Dataset items –
+ + + +

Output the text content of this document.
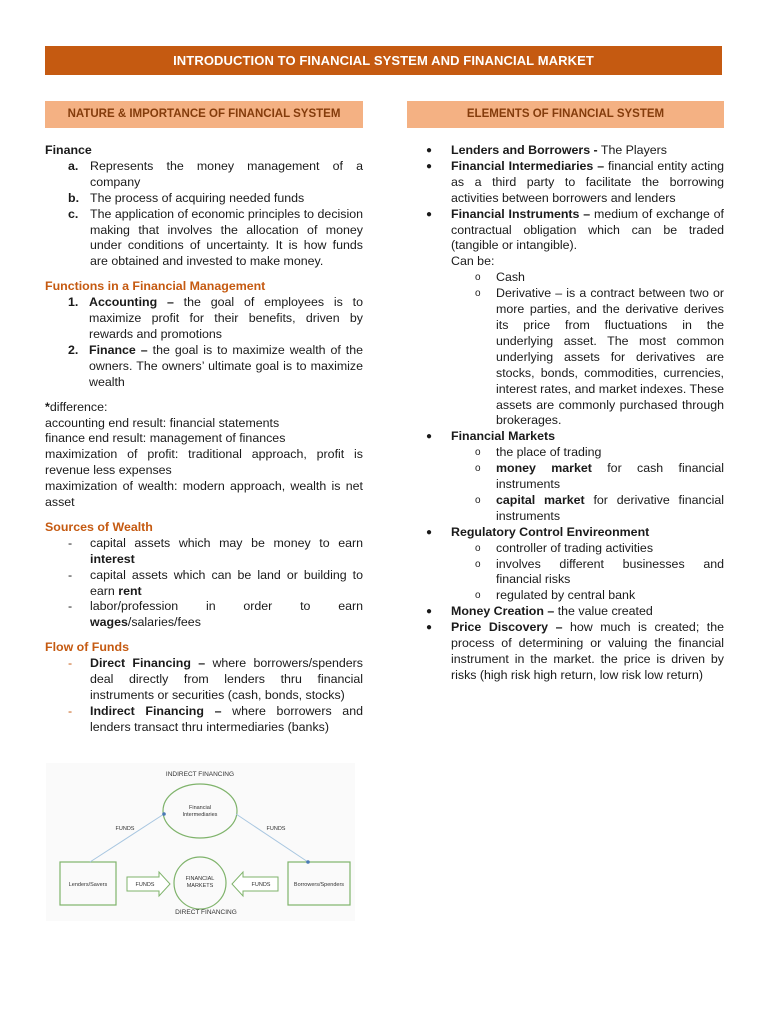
INTRODUCTION TO FINANCIAL SYSTEM AND FINANCIAL MARKET
NATURE & IMPORTANCE OF FINANCIAL SYSTEM	ELEMENTS OF FINANCIAL SYSTEM
Finance
a. Represents the money management of a company
b. The process of acquiring needed funds
c. The application of economic principles to decision making that involves the allocation of money under conditions of uncertainty. It is how funds are obtained and invested to make money.
Functions in a Financial Management
1. Accounting – the goal of employees is to maximize profit for their benefits, driven by rewards and promotions
2. Finance – the goal is to maximize wealth of the owners. The owners’ ultimate goal is to maximize wealth
*difference:
accounting end result: financial statements
finance end result: management of finances
maximization of profit: traditional approach, profit is revenue less expenses
maximization of wealth: modern approach, wealth is net asset
Sources of Wealth
-	capital assets which may be money to earn interest
-	capital assets which can be land or building to earn rent
-	labor/profession in order to earn wages/salaries/fees
Flow of Funds
-	Direct Financing – where borrowers/spenders deal directly from lenders thru financial instruments or securities (cash, bonds, stocks)
-	Indirect Financing – where borrowers and lenders transact thru intermediaries (banks)
INDIRECT FINANCING
Financial
Intermediaries
FINANCIAL
MARKETS
Lenders/Savers	Borrowers/Spenders
FUNDS	FUNDS
FUNDS	FUNDS
DIRECT FINANCING
●	Lenders and Borrowers - The Players
●	Financial Intermediaries – financial entity acting as a third party to facilitate the borrowing activities between borrowers and lenders
●	Financial Instruments – medium of exchange of contractual obligation which can be traded (tangible or intangible).
Can be:
o	Cash
o	Derivative – is a contract between two or more parties, and the derivative derives its price from fluctuations in the underlying asset. The most common underlying assets for derivatives are stocks, bonds, commodities, currencies, interest rates, and market indexes. These assets are commonly purchased through brokerages.
●	Financial Markets
o	the place of trading
o	money market for cash financial instruments
o	capital market for derivative financial instruments
●	Regulatory Control Envireonment
o	controller of trading activities
o	involves different businesses and financial risks
o	regulated by central bank
●	Money Creation – the value created
●	Price Discovery – how much is created; the process of determining or valuing the financial instrument in the market. the price is driven by risks (high risk high return, low risk low return)
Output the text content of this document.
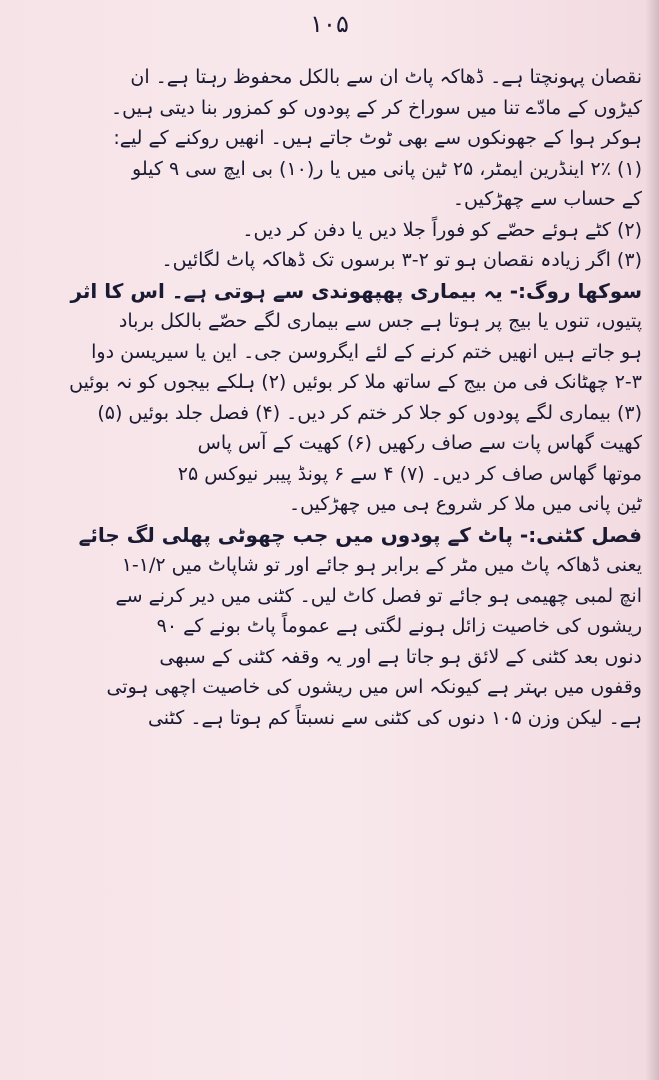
۱۰۵
نقصان پہونچتا ہے۔ ڈھاکہ پاٹ ان سے بالکل محفوظ رہتا ہے۔ ان
کیڑوں کے مادّے تنا میں سوراخ کر کے پودوں کو کمزور بنا دیتی ہیں۔
ہوکر ہوا کے جھونکوں سے بھی ٹوٹ جاتے ہیں۔ انھیں روکنے کے لیے:
(۱) ۲٪ اینڈرین ایمٹر، ۲۵ ٹین پانی میں یا ر(۱۰) بی ایچ سی ۹ کیلو
کے حساب سے چھڑکیں۔
(۲) کٹے ہوئے حصّے کو فوراً جلا دیں یا دفن کر دیں۔
(۳) اگر زیادہ نقصان ہو تو ۲-۳ برسوں تک ڈھاکہ پاٹ لگائیں۔
سوکھا روگ:- یہ بیماری پھپھوندی سے ہوتی ہے۔ اس کا اثر
پتیوں، تنوں یا بیج پر ہوتا ہے جس سے بیماری لگے حصّے بالکل برباد
ہو جاتے ہیں انھیں ختم کرنے کے لئے ایگروسن جی۔ این یا سیریسن دوا
۲-۳ چھٹانک فی من بیج کے ساتھ ملا کر بوئیں (۲) ہلکے بیجوں کو نہ بوئیں
(۳) بیماری لگے پودوں کو جلا کر ختم کر دیں۔ (۴) فصل جلد بوئیں (۵)
کھیت گھاس پات سے صاف رکھیں (۶) کھیت کے آس پاس
موتھا گھاس صاف کر دیں۔ (۷) ۴ سے ۶ پونڈ پیبر نیوکس ۲۵
ٹین پانی میں ملا کر شروع ہی میں چھڑکیں۔
فصل کٹنی:- پاٹ کے پودوں میں جب چھوٹی پھلی لگ جائے
یعنی ڈھاکہ پاٹ میں مٹر کے برابر ہو جائے اور تو شاپاٹ میں ۱/۲-۱
انچ لمبی چھیمی ہو جائے تو فصل کاٹ لیں۔ کٹنی میں دیر کرنے سے
ریشوں کی خاصیت زائل ہونے لگتی ہے عموماً پاٹ بونے کے ۹۰
دنوں بعد کٹنی کے لائق ہو جاتا ہے اور یہ وقفہ کٹنی کے سبھی
وقفوں میں بہتر ہے کیونکہ اس میں ریشوں کی خاصیت اچھی ہوتی
ہے۔ لیکن وزن ۱۰۵ دنوں کی کٹنی سے نسبتاً کم ہوتا ہے۔ کٹنی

+ + + +

Your objective – Without the pictures, restate each entry exactly.

Reply –
Output the text content of this document.
INTRODUCTION TO FINANCIAL SYSTEM AND FINANCIAL MARKET
NATURE & IMPORTANCE OF FINANCIAL SYSTEM	ELEMENTS OF FINANCIAL SYSTEM
Finance
a. Represents the money management of a company
b. The process of acquiring needed funds
c. The application of economic principles to decision making that involves the allocation of money under conditions of uncertainty. It is how funds are obtained and invested to make money.
Functions in a Financial Management
1. Accounting – the goal of employees is to maximize profit for their benefits, driven by rewards and promotions
2. Finance – the goal is to maximize wealth of the owners. The owners’ ultimate goal is to maximize wealth
*difference:
accounting end result: financial statements
finance end result: management of finances
maximization of profit: traditional approach, profit is revenue less expenses
maximization of wealth: modern approach, wealth is net asset
Sources of Wealth
-	capital assets which may be money to earn interest
-	capital assets which can be land or building to earn rent
-	labor/profession in order to earn wages/salaries/fees
Flow of Funds
-	Direct Financing – where borrowers/spenders deal directly from lenders thru financial instruments or securities (cash, bonds, stocks)
-	Indirect Financing – where borrowers and lenders transact thru intermediaries (banks)
INDIRECT FINANCING
Financial
Intermediaries
FINANCIAL
MARKETS
Lenders/Savers	Borrowers/Spenders
FUNDS	FUNDS
FUNDS	FUNDS
DIRECT FINANCING
●	Lenders and Borrowers - The Players
●	Financial Intermediaries – financial entity acting as a third party to facilitate the borrowing activities between borrowers and lenders
●	Financial Instruments – medium of exchange of contractual obligation which can be traded (tangible or intangible).
Can be:
o	Cash
o	Derivative – is a contract between two or more parties, and the derivative derives its price from fluctuations in the underlying asset. The most common underlying assets for derivatives are stocks, bonds, commodities, currencies, interest rates, and market indexes. These assets are commonly purchased through brokerages.
●	Financial Markets
o	the place of trading
o	money market for cash financial instruments
o	capital market for derivative financial instruments
●	Regulatory Control Envireonment
o	controller of trading activities
o	involves different businesses and financial risks
o	regulated by central bank
●	Money Creation – the value created
●	Price Discovery – how much is created; the process of determining or valuing the financial instrument in the market. the price is driven by risks (high risk high return, low risk low return)
Output the text content of this document.
۱۰۵
نقصان پہونچتا ہے۔ ڈھاکہ پاٹ ان سے بالکل محفوظ رہتا ہے۔ ان
کیڑوں کے مادّے تنا میں سوراخ کر کے پودوں کو کمزور بنا دیتی ہیں۔
ہوکر ہوا کے جھونکوں سے بھی ٹوٹ جاتے ہیں۔ انھیں روکنے کے لیے:
(۱) ۲٪ اینڈرین ایمٹر، ۲۵ ٹین پانی میں یا ر(۱۰) بی ایچ سی ۹ کیلو
کے حساب سے چھڑکیں۔
(۲) کٹے ہوئے حصّے کو فوراً جلا دیں یا دفن کر دیں۔
(۳) اگر زیادہ نقصان ہو تو ۲-۳ برسوں تک ڈھاکہ پاٹ لگائیں۔
سوکھا روگ:- یہ بیماری پھپھوندی سے ہوتی ہے۔ اس کا اثر
پتیوں، تنوں یا بیج پر ہوتا ہے جس سے بیماری لگے حصّے بالکل برباد
ہو جاتے ہیں انھیں ختم کرنے کے لئے ایگروسن جی۔ این یا سیریسن دوا
۲-۳ چھٹانک فی من بیج کے ساتھ ملا کر بوئیں (۲) ہلکے بیجوں کو نہ بوئیں
(۳) بیماری لگے پودوں کو جلا کر ختم کر دیں۔ (۴) فصل جلد بوئیں (۵)
کھیت گھاس پات سے صاف رکھیں (۶) کھیت کے آس پاس
موتھا گھاس صاف کر دیں۔ (۷) ۴ سے ۶ پونڈ پیبر نیوکس ۲۵
ٹین پانی میں ملا کر شروع ہی میں چھڑکیں۔
فصل کٹنی:- پاٹ کے پودوں میں جب چھوٹی پھلی لگ جائے
یعنی ڈھاکہ پاٹ میں مٹر کے برابر ہو جائے اور تو شاپاٹ میں ۱/۲-۱
انچ لمبی چھیمی ہو جائے تو فصل کاٹ لیں۔ کٹنی میں دیر کرنے سے
ریشوں کی خاصیت زائل ہونے لگتی ہے عموماً پاٹ بونے کے ۹۰
دنوں بعد کٹنی کے لائق ہو جاتا ہے اور یہ وقفہ کٹنی کے سبھی
وقفوں میں بہتر ہے کیونکہ اس میں ریشوں کی خاصیت اچھی ہوتی
ہے۔ لیکن وزن ۱۰۵ دنوں کی کٹنی سے نسبتاً کم ہوتا ہے۔ کٹنی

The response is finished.